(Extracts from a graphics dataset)
>> Begin

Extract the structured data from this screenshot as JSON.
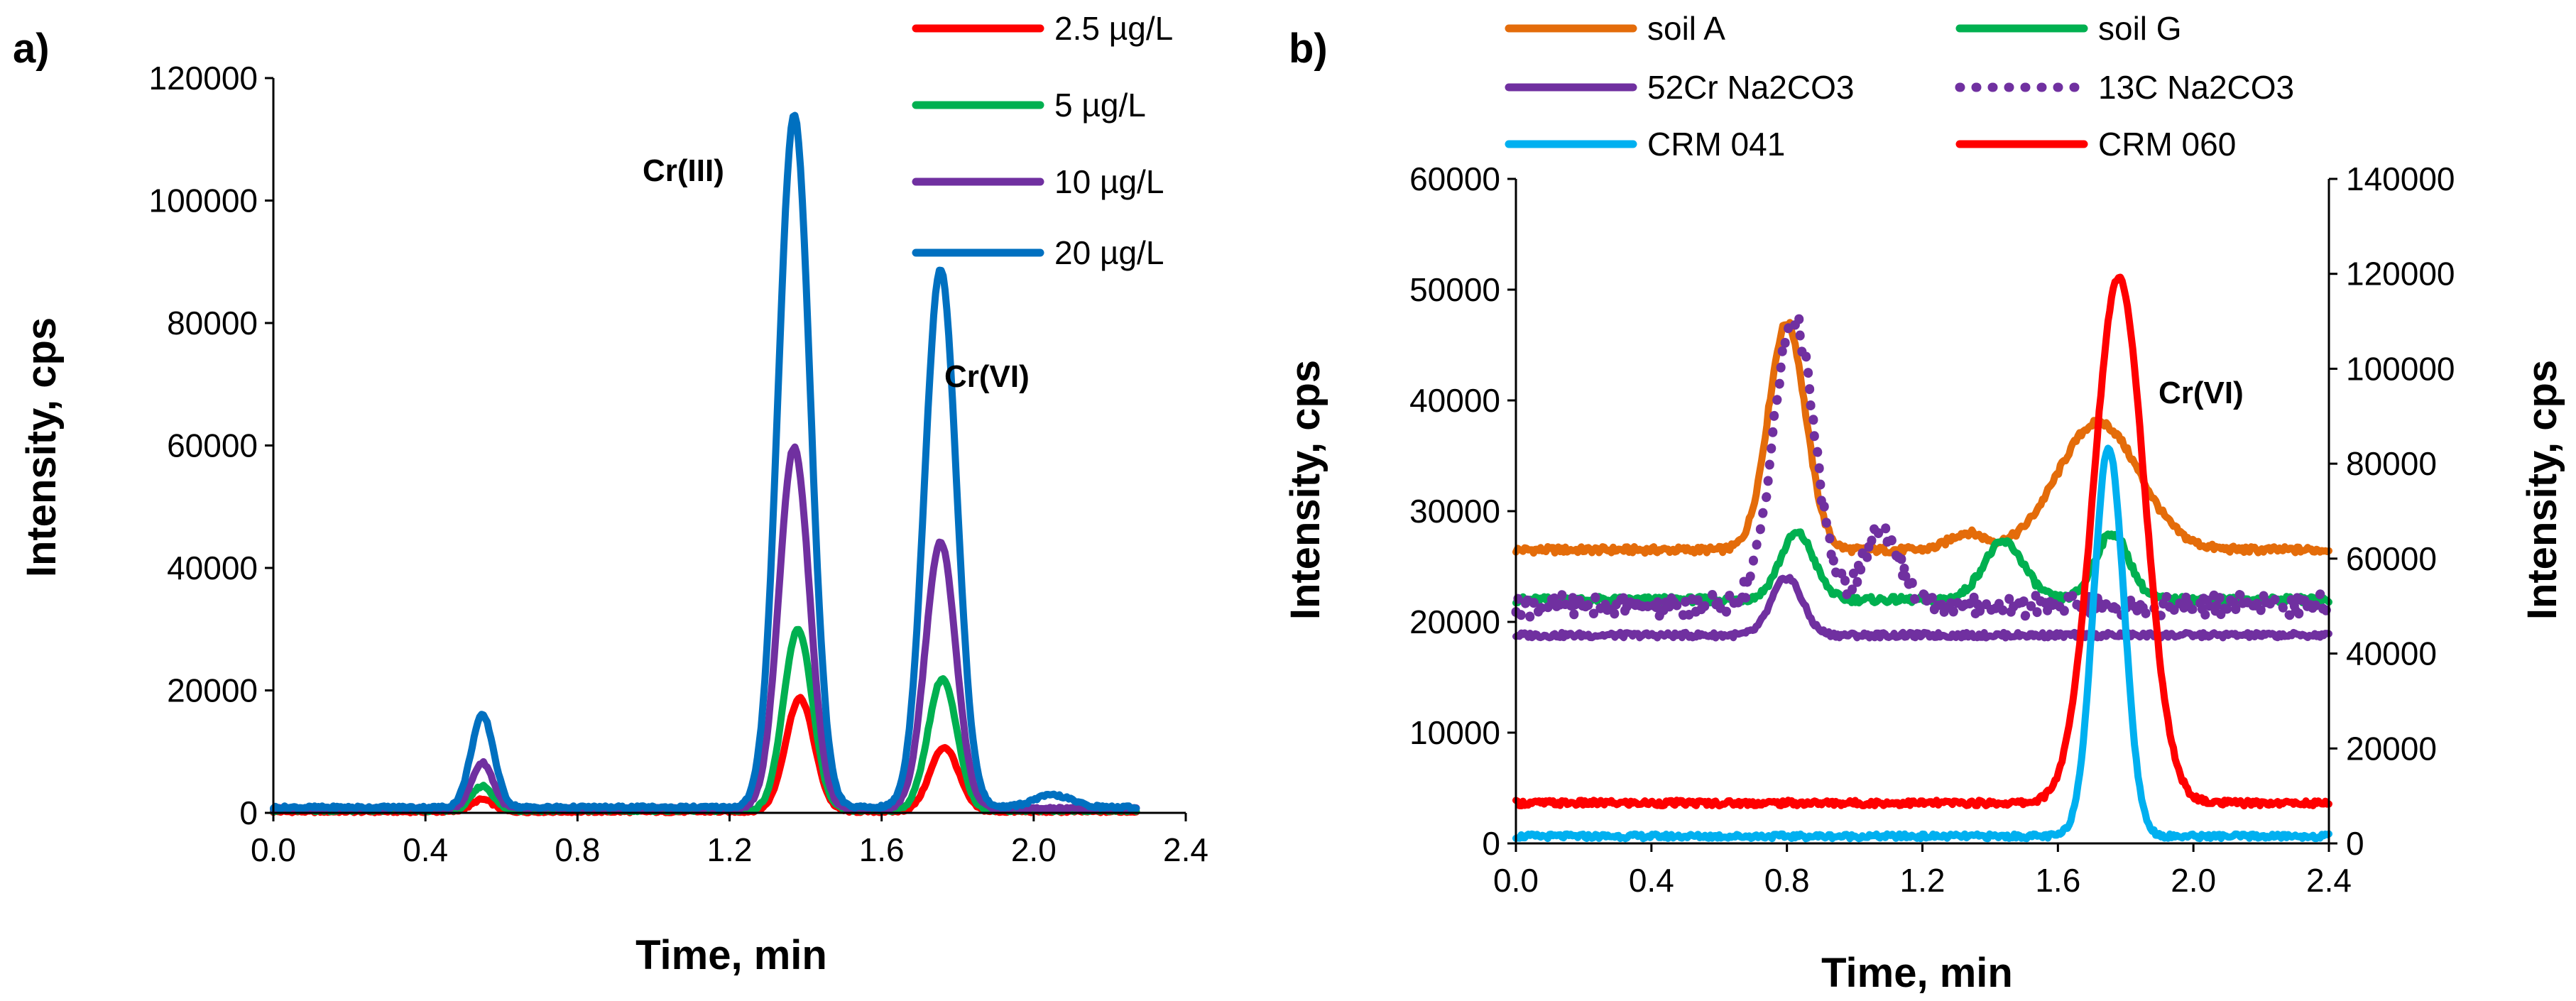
{
  "chart_data": [
    {
      "type": "line",
      "panel_label": "a)",
      "xlabel": "Time, min",
      "ylabel": "Intensity, cps",
      "xlim": [
        0.0,
        2.4
      ],
      "ylim": [
        0,
        120000
      ],
      "x_ticks": [
        "0.0",
        "0.4",
        "0.8",
        "1.2",
        "1.6",
        "2.0",
        "2.4"
      ],
      "y_ticks": [
        "0",
        "20000",
        "40000",
        "60000",
        "80000",
        "100000",
        "120000"
      ],
      "grid": false,
      "legend_position": "top-right",
      "annotations": [
        {
          "text": "Cr(III)",
          "x": 1.2,
          "y": 103000
        },
        {
          "text": "Cr(VI)",
          "x": 1.8,
          "y": 70000
        }
      ],
      "series": [
        {
          "name": "2.5 µg/L",
          "color": "#ff0000",
          "baseline": 200,
          "peaks": [
            [
              0.55,
              2000,
              0.028
            ],
            [
              1.385,
              18500,
              0.038
            ],
            [
              1.765,
              10500,
              0.038
            ]
          ]
        },
        {
          "name": "5 µg/L",
          "color": "#00b050",
          "baseline": 400,
          "peaks": [
            [
              0.55,
              4000,
              0.028
            ],
            [
              1.38,
              29500,
              0.038
            ],
            [
              1.76,
              21500,
              0.038
            ]
          ]
        },
        {
          "name": "10 µg/L",
          "color": "#7030a0",
          "baseline": 700,
          "peaks": [
            [
              0.55,
              7500,
              0.028
            ],
            [
              1.37,
              59000,
              0.04
            ],
            [
              1.755,
              43500,
              0.04
            ]
          ]
        },
        {
          "name": "20 µg/L",
          "color": "#0070c0",
          "baseline": 900,
          "peaks": [
            [
              0.55,
              15000,
              0.03
            ],
            [
              1.37,
              113000,
              0.042
            ],
            [
              1.755,
              88000,
              0.042
            ],
            [
              2.05,
              2000,
              0.05
            ]
          ]
        }
      ]
    },
    {
      "type": "line",
      "panel_label": "b)",
      "xlabel": "Time, min",
      "ylabel": "Intensity, cps",
      "y2label": "Intensity, cps",
      "xlim": [
        0.0,
        2.4
      ],
      "ylim": [
        0,
        60000
      ],
      "y2lim": [
        0,
        140000
      ],
      "x_ticks": [
        "0.0",
        "0.4",
        "0.8",
        "1.2",
        "1.6",
        "2.0",
        "2.4"
      ],
      "y_ticks": [
        "0",
        "10000",
        "20000",
        "30000",
        "40000",
        "50000",
        "60000"
      ],
      "y2_ticks": [
        "0",
        "20000",
        "40000",
        "60000",
        "80000",
        "100000",
        "120000",
        "140000"
      ],
      "grid": false,
      "legend_position": "top",
      "annotations": [
        {
          "text": "Cr(VI)",
          "x": 2.03,
          "y": 40000
        }
      ],
      "series": [
        {
          "name": "soil A",
          "color": "#e46c0a",
          "style": "solid",
          "axis": "left",
          "baseline": 26500,
          "peaks": [
            [
              0.8,
              20500,
              0.055
            ],
            [
              1.33,
              1500,
              0.05
            ],
            [
              1.72,
              11500,
              0.12
            ]
          ]
        },
        {
          "name": "soil G",
          "color": "#00b050",
          "style": "solid",
          "axis": "left",
          "baseline": 22000,
          "peaks": [
            [
              0.83,
              6000,
              0.05
            ],
            [
              1.44,
              5200,
              0.06
            ],
            [
              1.76,
              6000,
              0.05
            ]
          ]
        },
        {
          "name": "52Cr Na2CO3",
          "color": "#7030a0",
          "style": "solid",
          "axis": "left",
          "baseline": 18800,
          "peaks": [
            [
              0.8,
              5200,
              0.045
            ]
          ]
        },
        {
          "name": "13C Na2CO3",
          "color": "#7030a0",
          "style": "dotted",
          "axis": "left",
          "baseline": 21500,
          "peaks": [
            [
              0.82,
              26000,
              0.06
            ],
            [
              1.08,
              7000,
              0.05
            ]
          ]
        },
        {
          "name": "CRM 041",
          "color": "#00b0f0",
          "style": "solid",
          "axis": "right",
          "baseline": 1500,
          "peaks": [
            [
              1.75,
              82000,
              0.045
            ]
          ]
        },
        {
          "name": "CRM 060",
          "color": "#ff0000",
          "style": "solid",
          "axis": "right",
          "baseline": 8500,
          "peaks": [
            [
              1.78,
              111000,
              0.075
            ]
          ]
        }
      ]
    }
  ]
}
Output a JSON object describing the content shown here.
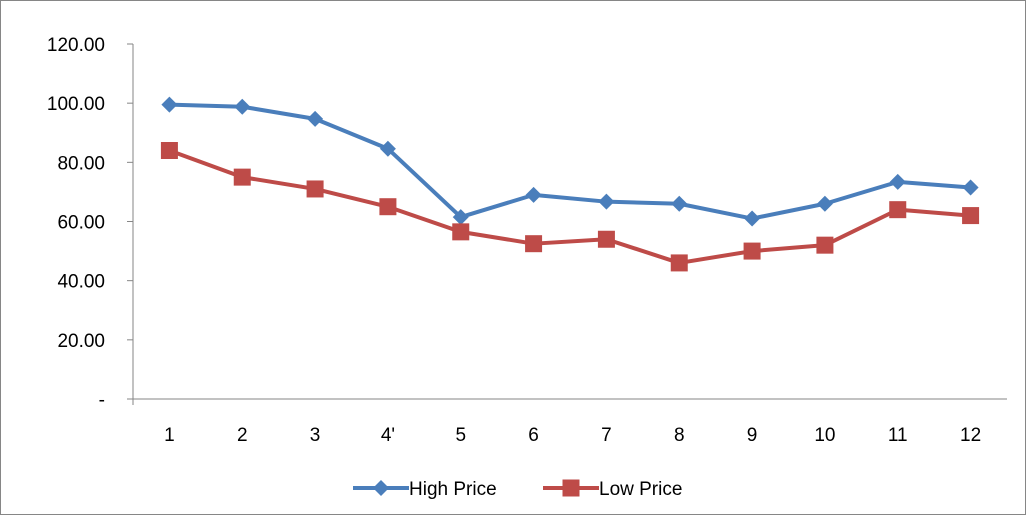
{
  "chart_data": {
    "type": "line",
    "categories": [
      "1",
      "2",
      "3",
      "4'",
      "5",
      "6",
      "7",
      "8",
      "9",
      "10",
      "11",
      "12"
    ],
    "series": [
      {
        "name": "High Price",
        "color": "#4a7ebb",
        "marker": "diamond",
        "values": [
          99.5,
          98.8,
          94.7,
          84.6,
          61.5,
          69.0,
          66.7,
          66.0,
          61.0,
          66.0,
          73.4,
          71.5
        ]
      },
      {
        "name": "Low Price",
        "color": "#be4b48",
        "marker": "square",
        "values": [
          84.0,
          75.0,
          71.0,
          65.0,
          56.5,
          52.5,
          54.0,
          46.0,
          50.0,
          52.0,
          64.0,
          62.0
        ]
      }
    ],
    "y_tick_labels": [
      "-",
      "20.00",
      "40.00",
      "60.00",
      "80.00",
      "100.00",
      "120.00"
    ],
    "ylim": [
      0,
      120
    ],
    "y_step": 20,
    "grid": false,
    "legend_position": "bottom"
  }
}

>> End

To be done ->
Exclude the pictures and transcribe all of the entries exactly.

Response for this exercise ->
Extract the structured data from this screenshot as JSON.
{
  "chart_data": [
    {
      "type": "line",
      "panel_label": "a)",
      "xlabel": "Time, min",
      "ylabel": "Intensity, cps",
      "xlim": [
        0.0,
        2.4
      ],
      "ylim": [
        0,
        120000
      ],
      "x_ticks": [
        "0.0",
        "0.4",
        "0.8",
        "1.2",
        "1.6",
        "2.0",
        "2.4"
      ],
      "y_ticks": [
        "0",
        "20000",
        "40000",
        "60000",
        "80000",
        "100000",
        "120000"
      ],
      "grid": false,
      "legend_position": "top-right",
      "annotations": [
        {
          "text": "Cr(III)",
          "x": 1.2,
          "y": 103000
        },
        {
          "text": "Cr(VI)",
          "x": 1.8,
          "y": 70000
        }
      ],
      "series": [
        {
          "name": "2.5 µg/L",
          "color": "#ff0000",
          "baseline": 200,
          "peaks": [
            [
              0.55,
              2000,
              0.028
            ],
            [
              1.385,
              18500,
              0.038
            ],
            [
              1.765,
              10500,
              0.038
            ]
          ]
        },
        {
          "name": "5 µg/L",
          "color": "#00b050",
          "baseline": 400,
          "peaks": [
            [
              0.55,
              4000,
              0.028
            ],
            [
              1.38,
              29500,
              0.038
            ],
            [
              1.76,
              21500,
              0.038
            ]
          ]
        },
        {
          "name": "10 µg/L",
          "color": "#7030a0",
          "baseline": 700,
          "peaks": [
            [
              0.55,
              7500,
              0.028
            ],
            [
              1.37,
              59000,
              0.04
            ],
            [
              1.755,
              43500,
              0.04
            ]
          ]
        },
        {
          "name": "20 µg/L",
          "color": "#0070c0",
          "baseline": 900,
          "peaks": [
            [
              0.55,
              15000,
              0.03
            ],
            [
              1.37,
              113000,
              0.042
            ],
            [
              1.755,
              88000,
              0.042
            ],
            [
              2.05,
              2000,
              0.05
            ]
          ]
        }
      ]
    },
    {
      "type": "line",
      "panel_label": "b)",
      "xlabel": "Time, min",
      "ylabel": "Intensity, cps",
      "y2label": "Intensity, cps",
      "xlim": [
        0.0,
        2.4
      ],
      "ylim": [
        0,
        60000
      ],
      "y2lim": [
        0,
        140000
      ],
      "x_ticks": [
        "0.0",
        "0.4",
        "0.8",
        "1.2",
        "1.6",
        "2.0",
        "2.4"
      ],
      "y_ticks": [
        "0",
        "10000",
        "20000",
        "30000",
        "40000",
        "50000",
        "60000"
      ],
      "y2_ticks": [
        "0",
        "20000",
        "40000",
        "60000",
        "80000",
        "100000",
        "120000",
        "140000"
      ],
      "grid": false,
      "legend_position": "top",
      "annotations": [
        {
          "text": "Cr(VI)",
          "x": 2.03,
          "y": 40000
        }
      ],
      "series": [
        {
          "name": "soil A",
          "color": "#e46c0a",
          "style": "solid",
          "axis": "left",
          "baseline": 26500,
          "peaks": [
            [
              0.8,
              20500,
              0.055
            ],
            [
              1.33,
              1500,
              0.05
            ],
            [
              1.72,
              11500,
              0.12
            ]
          ]
        },
        {
          "name": "soil G",
          "color": "#00b050",
          "style": "solid",
          "axis": "left",
          "baseline": 22000,
          "peaks": [
            [
              0.83,
              6000,
              0.05
            ],
            [
              1.44,
              5200,
              0.06
            ],
            [
              1.76,
              6000,
              0.05
            ]
          ]
        },
        {
          "name": "52Cr Na2CO3",
          "color": "#7030a0",
          "style": "solid",
          "axis": "left",
          "baseline": 18800,
          "peaks": [
            [
              0.8,
              5200,
              0.045
            ]
          ]
        },
        {
          "name": "13C Na2CO3",
          "color": "#7030a0",
          "style": "dotted",
          "axis": "left",
          "baseline": 21500,
          "peaks": [
            [
              0.82,
              26000,
              0.06
            ],
            [
              1.08,
              7000,
              0.05
            ]
          ]
        },
        {
          "name": "CRM 041",
          "color": "#00b0f0",
          "style": "solid",
          "axis": "right",
          "baseline": 1500,
          "peaks": [
            [
              1.75,
              82000,
              0.045
            ]
          ]
        },
        {
          "name": "CRM 060",
          "color": "#ff0000",
          "style": "solid",
          "axis": "right",
          "baseline": 8500,
          "peaks": [
            [
              1.78,
              111000,
              0.075
            ]
          ]
        }
      ]
    }
  ]
}
Output a JSON object describing the content shown here.
{
  "chart_data": {
    "type": "line",
    "categories": [
      "1",
      "2",
      "3",
      "4'",
      "5",
      "6",
      "7",
      "8",
      "9",
      "10",
      "11",
      "12"
    ],
    "series": [
      {
        "name": "High Price",
        "color": "#4a7ebb",
        "marker": "diamond",
        "values": [
          99.5,
          98.8,
          94.7,
          84.6,
          61.5,
          69.0,
          66.7,
          66.0,
          61.0,
          66.0,
          73.4,
          71.5
        ]
      },
      {
        "name": "Low Price",
        "color": "#be4b48",
        "marker": "square",
        "values": [
          84.0,
          75.0,
          71.0,
          65.0,
          56.5,
          52.5,
          54.0,
          46.0,
          50.0,
          52.0,
          64.0,
          62.0
        ]
      }
    ],
    "y_tick_labels": [
      "-",
      "20.00",
      "40.00",
      "60.00",
      "80.00",
      "100.00",
      "120.00"
    ],
    "ylim": [
      0,
      120
    ],
    "y_step": 20,
    "grid": false,
    "legend_position": "bottom"
  }
}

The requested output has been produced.